:: Task instructions ::
**1.** In the passage on mediation settlement, what does Barry Goldman recommend litigants pretend the claim is when testing their assumptions of risk?
**2.** List every factor the passage on mediation settlement tells plaintiffs to keep in mind when deciding the most they would pay to purchase the right to pursue the claim.

:: Selected passage ::

There are a variety of reasons cases don’t settle at mediation, but the most common – at least in my experience – is that opposing parties often make erroneous assumptions of risk. Put another way, plaintiffs frequently overvalue and defendants frequently undervalue a claim, thereby miscalculating the risks they each face if they don’t settle.

To guard against faulty assumptions of risk, Barry Goldman – author of “The Science of Settlement”– recommends that litigants test their assumptions by pretending the claim is a commodity that can be bought and sold on the open market. Doing so will enable plaintiffs and defendants alike to more accurately determine their true subjective value of the claim.

Plaintiffs can test their assumptions of risk by asking what price they would be willing to pay to acquire the same claim if they didn’t already own it, knowing they can profit if the claim is later resolved for more than they paid, but that they will incur a loss if it is resolved for less. In other words, plaintiffs should pretend the claim is a marketable asset that has been put up for sale by a third party. Bearing in mind the cost to prosecute the claim and the possible outcomes – and allowing for a reasonable profit margin – what is the most plaintiff would be willing to pay to purchase the right to pursue such a claim?

:: Supplied material ::
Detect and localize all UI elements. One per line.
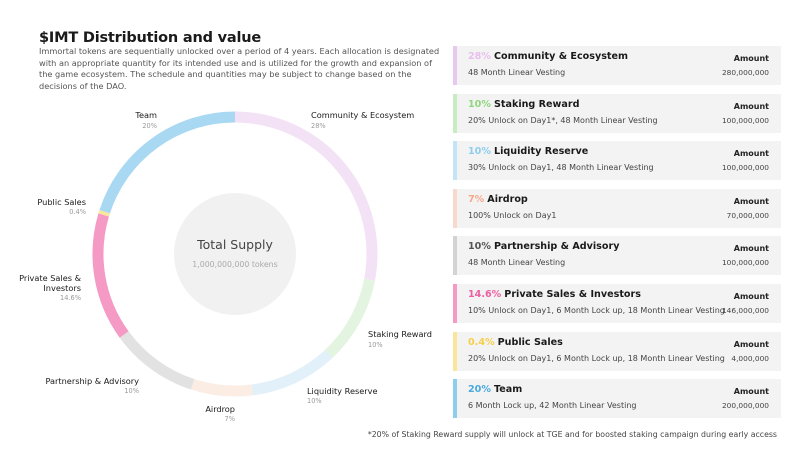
slice-label-private-sales-line2: Investors bbox=[43, 283, 81, 293]
allocation-card: 7% Airdrop 100% Unlock on Day1 Amount 70,… bbox=[453, 188, 781, 228]
allocation-vesting: 100% Unlock on Day1 bbox=[468, 210, 557, 220]
allocation-amount-label: Amount bbox=[733, 387, 769, 397]
donut-slice-community-ecosystem bbox=[234, 111, 378, 281]
allocation-vesting: 30% Unlock on Day1, 48 Month Linear Vest… bbox=[468, 163, 654, 173]
allocation-heading: 10% Partnership & Advisory bbox=[468, 241, 619, 252]
allocation-card: 14.6% Private Sales & Investors 10% Unloc… bbox=[453, 284, 781, 323]
allocation-amount-label: Amount bbox=[733, 54, 769, 63]
page-description: Immortal tokens are sequentially unlocke… bbox=[39, 46, 440, 91]
donut-slice-partnership-advisory bbox=[119, 331, 195, 390]
allocation-amount-label: Amount bbox=[733, 244, 769, 254]
donut-slice-public-sales bbox=[98, 209, 110, 217]
center-title: Total Supply bbox=[196, 237, 273, 252]
allocation-percent: 14.6% bbox=[468, 289, 502, 300]
center-disc bbox=[174, 193, 296, 315]
slice-label-private-sales-line1: Private Sales & bbox=[19, 273, 82, 283]
allocation-card: 20% Team 6 Month Lock up, 42 Month Linear… bbox=[453, 379, 781, 419]
allocation-amount: 200,000,000 bbox=[721, 401, 769, 411]
allocation-amount: 146,000,000 bbox=[721, 306, 769, 315]
allocation-percent: 10% bbox=[468, 241, 491, 253]
allocation-vesting: 20% Unlock on Day1*, 48 Month Linear Ves… bbox=[468, 115, 658, 125]
slice-pct-staking: 10% bbox=[368, 341, 383, 349]
allocation-card: 10% Partnership & Advisory 48 Month Linea… bbox=[453, 236, 781, 276]
allocation-amount: 280,000,000 bbox=[721, 68, 769, 77]
allocation-percent: 28% bbox=[468, 51, 491, 62]
allocation-vesting: 48 Month Linear Vesting bbox=[468, 258, 566, 268]
allocation-amount-label: Amount bbox=[733, 149, 769, 159]
donut-slice-team bbox=[99, 111, 236, 214]
slice-label-community: Community & Ecosystem bbox=[311, 110, 414, 120]
allocation-card: 10% Staking Reward 20% Unlock on Day1*, 4… bbox=[453, 93, 781, 133]
allocation-heading: 20% Team bbox=[468, 384, 522, 395]
slice-pct-partnership: 10% bbox=[124, 387, 139, 395]
slice-label-partnership: Partnership & Advisory bbox=[45, 376, 139, 386]
allocation-name: Liquidity Reserve bbox=[493, 146, 589, 158]
allocation-amount: 70,000,000 bbox=[726, 210, 769, 220]
allocation-amount: 100,000,000 bbox=[721, 115, 769, 125]
allocation-name: Private Sales & Investors bbox=[504, 289, 641, 300]
allocation-amount-label: Amount bbox=[733, 196, 769, 206]
allocation-color-bar bbox=[453, 331, 457, 371]
slice-pct-airdrop: 7% bbox=[225, 415, 235, 423]
donut-ring bbox=[92, 111, 378, 397]
allocation-heading: 14.6% Private Sales & Investors bbox=[468, 289, 641, 300]
distribution-donut-chart: Total Supply 1,000,000,000 tokens Commun… bbox=[19, 110, 432, 423]
allocation-amount: 100,000,000 bbox=[721, 163, 769, 173]
allocation-vesting: 20% Unlock on Day1, 6 Month Lock up, 18 … bbox=[468, 353, 725, 363]
allocation-color-bar bbox=[453, 141, 457, 181]
slice-label-staking: Staking Reward bbox=[368, 329, 432, 339]
footnote: *20% of Staking Reward supply will unloc… bbox=[367, 430, 777, 439]
allocation-name: Community & Ecosystem bbox=[493, 51, 629, 62]
allocation-color-bar bbox=[453, 236, 457, 276]
donut-slice-staking-reward bbox=[324, 278, 375, 358]
center-subtitle: 1,000,000,000 tokens bbox=[192, 260, 277, 269]
allocation-vesting: 48 Month Linear Vesting bbox=[468, 68, 566, 77]
allocation-amount-label: Amount bbox=[733, 101, 769, 111]
slice-label-public-sales: Public Sales bbox=[37, 197, 86, 207]
allocation-color-bar bbox=[453, 379, 457, 419]
slice-pct-liquidity: 10% bbox=[307, 397, 322, 405]
allocation-name: Team bbox=[493, 384, 523, 396]
slice-label-liquidity: Liquidity Reserve bbox=[307, 386, 378, 396]
allocation-amount-label: Amount bbox=[733, 339, 769, 349]
allocation-vesting: 10% Unlock on Day1, 6 Month Lock up, 18 … bbox=[468, 306, 725, 315]
allocation-percent: 10% bbox=[468, 98, 491, 110]
allocation-card: 28% Community & Ecosystem 48 Month Linear… bbox=[453, 46, 781, 85]
slice-label-airdrop: Airdrop bbox=[205, 404, 235, 414]
slice-label-team: Team bbox=[134, 110, 157, 120]
slice-pct-community: 28% bbox=[311, 122, 326, 130]
allocation-heading: 28% Community & Ecosystem bbox=[468, 51, 628, 62]
allocation-color-bar bbox=[453, 284, 457, 323]
allocation-heading: 10% Staking Reward bbox=[468, 99, 579, 110]
allocation-name: Partnership & Advisory bbox=[493, 241, 620, 253]
allocation-heading: 7% Airdrop bbox=[468, 194, 528, 205]
allocation-name: Airdrop bbox=[487, 193, 528, 205]
allocation-color-bar bbox=[453, 93, 457, 133]
allocation-percent: 0.4% bbox=[468, 336, 495, 348]
allocation-color-bar bbox=[453, 46, 457, 85]
donut-slice-private-sales-investors bbox=[92, 213, 129, 338]
slice-pct-public-sales: 0.4% bbox=[69, 208, 86, 216]
page-title: $IMT Distribution and value bbox=[39, 30, 261, 46]
allocation-percent: 7% bbox=[468, 193, 485, 205]
allocation-heading: 0.4% Public Sales bbox=[468, 337, 563, 348]
allocation-card: 10% Liquidity Reserve 30% Unlock on Day1,… bbox=[453, 141, 781, 181]
allocation-amount: 4,000,000 bbox=[731, 353, 769, 363]
slice-pct-team: 20% bbox=[142, 122, 157, 130]
slice-pct-private-sales: 14.6% bbox=[60, 294, 81, 302]
allocation-name: Public Sales bbox=[497, 336, 563, 348]
allocation-heading: 10% Liquidity Reserve bbox=[468, 146, 588, 157]
allocation-percent: 20% bbox=[468, 384, 491, 396]
allocation-vesting: 6 Month Lock up, 42 Month Linear Vesting bbox=[468, 401, 637, 411]
allocation-amount: 100,000,000 bbox=[721, 258, 769, 268]
donut-slice-airdrop bbox=[190, 379, 253, 397]
allocation-card: 0.4% Public Sales 20% Unlock on Day1, 6 M… bbox=[453, 331, 781, 371]
allocation-amount-label: Amount bbox=[733, 292, 769, 301]
allocation-percent: 10% bbox=[468, 146, 491, 158]
donut-slice-liquidity-reserve bbox=[251, 349, 333, 396]
allocation-name: Staking Reward bbox=[493, 98, 580, 110]
allocation-color-bar bbox=[453, 188, 457, 228]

:: Task solutions ::
**1.** A commodity that can be bought and sold on the open market.

**2.**
- The cost to prosecute the claim
- The possible outcomes
- A reasonable profit margin